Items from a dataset
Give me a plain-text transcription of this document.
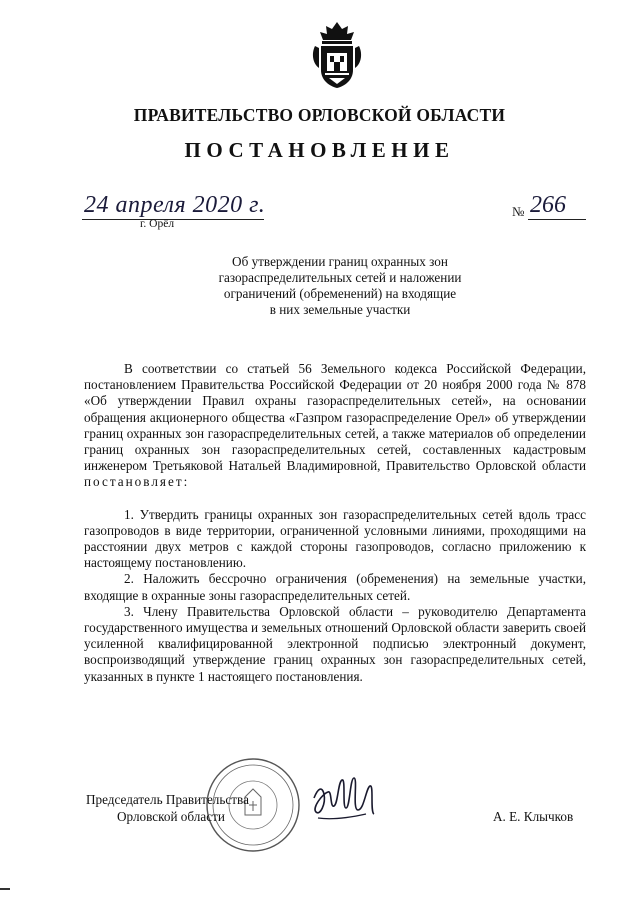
ПРАВИТЕЛЬСТВО ОРЛОВСКОЙ ОБЛАСТИ
ПОСТАНОВЛЕНИЕ
24 апреля 2020 г.
г. Орёл
№ 266
Об утверждении границ охранных зон
газораспределительных сетей и наложении
ограничений (обременений) на входящие
в них земельные участки

В соответствии со статьей 56 Земельного кодекса Российской Федерации, постановлением Правительства Российской Федерации от 20 ноября 2000 года № 878 «Об утверждении Правил охраны газораспределительных сетей», на основании обращения акционерного общества «Газпром газораспределение Орел» об утверждении границ охранных зон газораспределительных сетей, а также материалов об определении границ охранных зон газораспределительных сетей, составленных кадастровым инженером Третьяковой Натальей Владимировной, Правительство Орловской области постановляет:

1. Утвердить границы охранных зон газораспределительных сетей вдоль трасс газопроводов в виде территории, ограниченной условными линиями, проходящими на расстоянии двух метров с каждой стороны газопроводов, согласно приложению к настоящему постановлению.

2. Наложить бессрочно ограничения (обременения) на земельные участки, входящие в охранные зоны газораспределительных сетей.

3. Члену Правительства Орловской области – руководителю Департамента государственного имущества и земельных отношений Орловской области заверить своей усиленной квалифицированной электронной подписью электронный документ, воспроизводящий утверждение границ охранных зон газораспределительных сетей, указанных в пункте 1 настоящего постановления.

Председатель Правительства
Орловской области	А. Е. Клычков
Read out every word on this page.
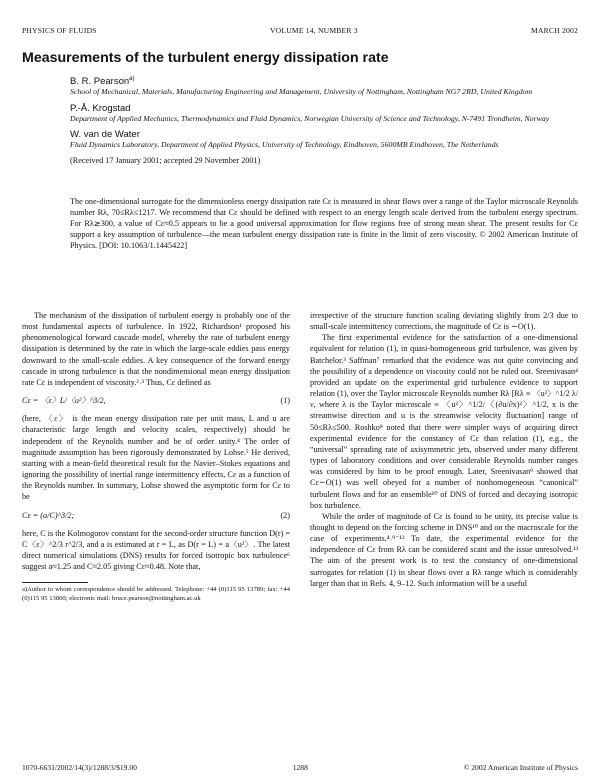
PHYSICS OF FLUIDS	VOLUME 14, NUMBER 3	MARCH 2002
Measurements of the turbulent energy dissipation rate
B. R. Pearson$^{a)}$
School of Mechanical, Materials, Manufacturing Engineering and Management, University of Nottingham, Nottingham NG7 2RD, United Kingdom
P.-Å. Krogstad
Department of Applied Mechanics, Thermodynamics and Fluid Dynamics, Norwegian University of Science and Technology, N-7491 Trondheim, Norway
W. van de Water
Fluid Dynamics Laboratory, Department of Applied Physics, University of Technology, Eindhoven, 5600MB Eindhoven, The Netherlands
(Received 17 January 2001; accepted 29 November 2001)
The one-dimensional surrogate for the dimensionless energy dissipation rate Cε is measured in shear flows over a range of the Taylor microscale Reynolds number Rλ, 70≤Rλ≤1217. We recommend that Cε should be defined with respect to an energy length scale derived from the turbulent energy spectrum. For Rλ≳300, a value of Cε≈0.5 appears to be a good universal approximation for flow regions free of strong mean shear. The present results for Cε support a key assumption of turbulence—the mean turbulent energy dissipation rate is finite in the limit of zero viscosity. © 2002 American Institute of Physics. [DOI: 10.1063/1.1445422]

The mechanism of the dissipation of turbulent energy is probably one of the most fundamental aspects of turbulence. In 1922, Richardson¹ proposed his phenomenological forward cascade model, whereby the rate of turbulent energy dissipation is determined by the rate in which the large-scale eddies pass energy downward to the small-scale eddies. A key consequence of the forward energy cascade in strong turbulence is that the nondimensional mean energy dissipation rate Cε is independent of viscosity.²˒³ Thus, Cε defined as

Cε = 〈ε〉L/〈u²〉^3/2,	(1)

(here, 〈ε〉 is the mean energy dissipation rate per unit mass, L and u are characteristic large length and velocity scales, respectively) should be independent of the Reynolds number and be of order unity.⁴ The order of magnitude assumption has been rigorously demonstrated by Lohse.⁵ He derived, starting with a mean-field theoretical result for the Navier–Stokes equations and ignoring the possibility of inertial range intermittency effects, Cε as a function of the Reynolds number. In summary, Lohse showed the asymptotic form for Cε to be

Cε = (a/C)^3/2;	(2)

here, C is the Kolmogorov constant for the second-order structure function D(r) = C〈ε〉^2/3 r^2/3, and a is estimated at r = L, as D(r = L) = a〈u²〉. The latest direct numerical simulations (DNS) results for forced isotropic box turbulence⁶ suggest a≈1.25 and C≈2.05 giving Cε≈0.48. Note that,

a)Author to whom correspondence should be addressed. Telephone: +44 (0)115 95 13789; fax: +44 (0)115 95 13800; electronic mail: bruce.pearson@nottingham.ac.uk

irrespective of the structure function scaling deviating slightly from 2/3 due to small-scale intermittency corrections, the magnitude of Cε is ∼O(1).

The first experimental evidence for the satisfaction of a one-dimensional equivalent for relation (1), in quasi-homogeneous grid turbulence, was given by Batchelor.³ Saffman⁷ remarked that the evidence was not quite convincing and the possibility of a dependence on viscosity could not be ruled out. Sreenivasan⁴ provided an update on the experimental grid turbulence evidence to support relation (1), over the Taylor microscale Reynolds number Rλ [Rλ ≡ 〈u²〉^1/2 λ/ν, where λ is the Taylor microscale ≡ 〈u²〉^1/2/〈(∂u/∂x)²〉^1/2, x is the streamwise direction and u is the streamwise velocity fluctuation] range of 50≤Rλ≤500. Roshko⁸ noted that there were simpler ways of acquiring direct experimental evidence for the constancy of Cε than relation (1), e.g., the “universal” spreading rate of axisymmetric jets, observed under many different types of laboratory conditions and over considerable Reynolds number ranges was considered by him to be proof enough. Later, Sreenivasan⁹ showed that Cε∼O(1) was well obeyed for a number of nonhomogeneous “canonical” turbulent flows and for an ensemble¹⁰ of DNS of forced and decaying isotropic box turbulence.

While the order of magnitude of Cε is found to be unity, its precise value is thought to depend on the forcing scheme in DNS¹⁰ and on the macroscale for the case of experiments.⁴˒⁹⁻¹² To date, the experimental evidence for the independence of Cε from Rλ can be considered scant and the issue unresolved.¹³ The aim of the present work is to test the constancy of one-dimensional surrogates for relation (1) in shear flows over a Rλ range which is considerably larger than that in Refs. 4, 9–12. Such information will be a useful

1070-6631/2002/14(3)/1288/3/$19.00	1288	© 2002 American Institute of Physics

== The exercise ==
Every line of the data above should be quoted exactly. Omit the pictures.

== The answer ==
Give me a plain-text transcription of this document.
ПРАВИТЕЛЬСТВО ОРЛОВСКОЙ ОБЛАСТИ
ПОСТАНОВЛЕНИЕ
24 апреля 2020 г.
г. Орёл
№ 266
Об утверждении границ охранных зон
газораспределительных сетей и наложении
ограничений (обременений) на входящие
в них земельные участки

В соответствии со статьей 56 Земельного кодекса Российской Федерации, постановлением Правительства Российской Федерации от 20 ноября 2000 года № 878 «Об утверждении Правил охраны газораспределительных сетей», на основании обращения акционерного общества «Газпром газораспределение Орел» об утверждении границ охранных зон газораспределительных сетей, а также материалов об определении границ охранных зон газораспределительных сетей, составленных кадастровым инженером Третьяковой Натальей Владимировной, Правительство Орловской области постановляет:

1. Утвердить границы охранных зон газораспределительных сетей вдоль трасс газопроводов в виде территории, ограниченной условными линиями, проходящими на расстоянии двух метров с каждой стороны газопроводов, согласно приложению к настоящему постановлению.

2. Наложить бессрочно ограничения (обременения) на земельные участки, входящие в охранные зоны газораспределительных сетей.

3. Члену Правительства Орловской области – руководителю Департамента государственного имущества и земельных отношений Орловской области заверить своей усиленной квалифицированной электронной подписью электронный документ, воспроизводящий утверждение границ охранных зон газораспределительных сетей, указанных в пункте 1 настоящего постановления.

Председатель Правительства
Орловской области	А. Е. Клычков
Read out every word on this page.
PHYSICS OF FLUIDS	VOLUME 14, NUMBER 3	MARCH 2002
Measurements of the turbulent energy dissipation rate
B. R. Pearson$^{a)}$
School of Mechanical, Materials, Manufacturing Engineering and Management, University of Nottingham, Nottingham NG7 2RD, United Kingdom
P.-Å. Krogstad
Department of Applied Mechanics, Thermodynamics and Fluid Dynamics, Norwegian University of Science and Technology, N-7491 Trondheim, Norway
W. van de Water
Fluid Dynamics Laboratory, Department of Applied Physics, University of Technology, Eindhoven, 5600MB Eindhoven, The Netherlands
(Received 17 January 2001; accepted 29 November 2001)
The one-dimensional surrogate for the dimensionless energy dissipation rate Cε is measured in shear flows over a range of the Taylor microscale Reynolds number Rλ, 70≤Rλ≤1217. We recommend that Cε should be defined with respect to an energy length scale derived from the turbulent energy spectrum. For Rλ≳300, a value of Cε≈0.5 appears to be a good universal approximation for flow regions free of strong mean shear. The present results for Cε support a key assumption of turbulence—the mean turbulent energy dissipation rate is finite in the limit of zero viscosity. © 2002 American Institute of Physics. [DOI: 10.1063/1.1445422]

The mechanism of the dissipation of turbulent energy is probably one of the most fundamental aspects of turbulence. In 1922, Richardson¹ proposed his phenomenological forward cascade model, whereby the rate of turbulent energy dissipation is determined by the rate in which the large-scale eddies pass energy downward to the small-scale eddies. A key consequence of the forward energy cascade in strong turbulence is that the nondimensional mean energy dissipation rate Cε is independent of viscosity.²˒³ Thus, Cε defined as

Cε = 〈ε〉L/〈u²〉^3/2,	(1)

(here, 〈ε〉 is the mean energy dissipation rate per unit mass, L and u are characteristic large length and velocity scales, respectively) should be independent of the Reynolds number and be of order unity.⁴ The order of magnitude assumption has been rigorously demonstrated by Lohse.⁵ He derived, starting with a mean-field theoretical result for the Navier–Stokes equations and ignoring the possibility of inertial range intermittency effects, Cε as a function of the Reynolds number. In summary, Lohse showed the asymptotic form for Cε to be

Cε = (a/C)^3/2;	(2)

here, C is the Kolmogorov constant for the second-order structure function D(r) = C〈ε〉^2/3 r^2/3, and a is estimated at r = L, as D(r = L) = a〈u²〉. The latest direct numerical simulations (DNS) results for forced isotropic box turbulence⁶ suggest a≈1.25 and C≈2.05 giving Cε≈0.48. Note that,

a)Author to whom correspondence should be addressed. Telephone: +44 (0)115 95 13789; fax: +44 (0)115 95 13800; electronic mail: bruce.pearson@nottingham.ac.uk

irrespective of the structure function scaling deviating slightly from 2/3 due to small-scale intermittency corrections, the magnitude of Cε is ∼O(1).

The first experimental evidence for the satisfaction of a one-dimensional equivalent for relation (1), in quasi-homogeneous grid turbulence, was given by Batchelor.³ Saffman⁷ remarked that the evidence was not quite convincing and the possibility of a dependence on viscosity could not be ruled out. Sreenivasan⁴ provided an update on the experimental grid turbulence evidence to support relation (1), over the Taylor microscale Reynolds number Rλ [Rλ ≡ 〈u²〉^1/2 λ/ν, where λ is the Taylor microscale ≡ 〈u²〉^1/2/〈(∂u/∂x)²〉^1/2, x is the streamwise direction and u is the streamwise velocity fluctuation] range of 50≤Rλ≤500. Roshko⁸ noted that there were simpler ways of acquiring direct experimental evidence for the constancy of Cε than relation (1), e.g., the “universal” spreading rate of axisymmetric jets, observed under many different types of laboratory conditions and over considerable Reynolds number ranges was considered by him to be proof enough. Later, Sreenivasan⁹ showed that Cε∼O(1) was well obeyed for a number of nonhomogeneous “canonical” turbulent flows and for an ensemble¹⁰ of DNS of forced and decaying isotropic box turbulence.

While the order of magnitude of Cε is found to be unity, its precise value is thought to depend on the forcing scheme in DNS¹⁰ and on the macroscale for the case of experiments.⁴˒⁹⁻¹² To date, the experimental evidence for the independence of Cε from Rλ can be considered scant and the issue unresolved.¹³ The aim of the present work is to test the constancy of one-dimensional surrogates for relation (1) in shear flows over a Rλ range which is considerably larger than that in Refs. 4, 9–12. Such information will be a useful

1070-6631/2002/14(3)/1288/3/$19.00	1288	© 2002 American Institute of Physics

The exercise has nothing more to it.